(Figure collection entries)
# # # # # # #

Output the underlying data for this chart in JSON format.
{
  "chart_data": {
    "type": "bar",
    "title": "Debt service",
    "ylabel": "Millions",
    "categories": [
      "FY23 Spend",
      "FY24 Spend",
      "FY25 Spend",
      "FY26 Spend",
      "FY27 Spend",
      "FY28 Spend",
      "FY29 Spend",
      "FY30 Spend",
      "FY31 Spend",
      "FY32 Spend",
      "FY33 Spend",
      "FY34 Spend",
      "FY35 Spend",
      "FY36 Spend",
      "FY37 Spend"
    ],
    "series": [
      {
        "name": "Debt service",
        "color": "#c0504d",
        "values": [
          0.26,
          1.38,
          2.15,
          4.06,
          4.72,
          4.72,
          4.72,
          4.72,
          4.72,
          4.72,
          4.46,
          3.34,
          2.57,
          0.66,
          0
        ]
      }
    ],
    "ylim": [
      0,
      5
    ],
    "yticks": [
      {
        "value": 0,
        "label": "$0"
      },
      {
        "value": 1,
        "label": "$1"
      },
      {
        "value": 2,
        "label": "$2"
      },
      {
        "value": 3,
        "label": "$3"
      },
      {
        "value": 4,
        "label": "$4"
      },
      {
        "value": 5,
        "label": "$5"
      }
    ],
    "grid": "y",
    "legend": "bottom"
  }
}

# # # # # # #

• _YOUR GOAL_
Extract every line containing the string "Debt" from the data above.

• _OUTPUT FOR THIS TASK_
    "title": "Debt service",
        "name": "Debt service",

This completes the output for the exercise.